* **EXERCISE DESCRIPTION**: Note how many lines hold "label" and report that number by itself.
[BEGIN]
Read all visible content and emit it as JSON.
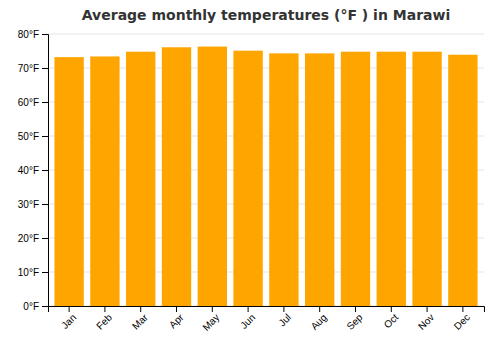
{
  "chart_data": {
    "type": "bar",
    "title": "Average monthly temperatures (°F ) in Marawi",
    "categories": [
      "Jan",
      "Feb",
      "Mar",
      "Apr",
      "May",
      "Jun",
      "Jul",
      "Aug",
      "Sep",
      "Oct",
      "Nov",
      "Dec"
    ],
    "values": [
      73.2,
      73.4,
      74.8,
      76.1,
      76.3,
      75.1,
      74.3,
      74.3,
      74.8,
      74.8,
      74.8,
      73.9
    ],
    "color": "#FFA500",
    "ylim": [
      0,
      80
    ],
    "yticks": [
      {
        "value": 0,
        "label": "0°F"
      },
      {
        "value": 10,
        "label": "10°F"
      },
      {
        "value": 20,
        "label": "20°F"
      },
      {
        "value": 30,
        "label": "30°F"
      },
      {
        "value": 40,
        "label": "40°F"
      },
      {
        "value": 50,
        "label": "50°F"
      },
      {
        "value": 60,
        "label": "60°F"
      },
      {
        "value": 70,
        "label": "70°F"
      },
      {
        "value": 80,
        "label": "80°F"
      }
    ],
    "grid": true
  }
}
[END]
* **RESPONSE BELOW**: 9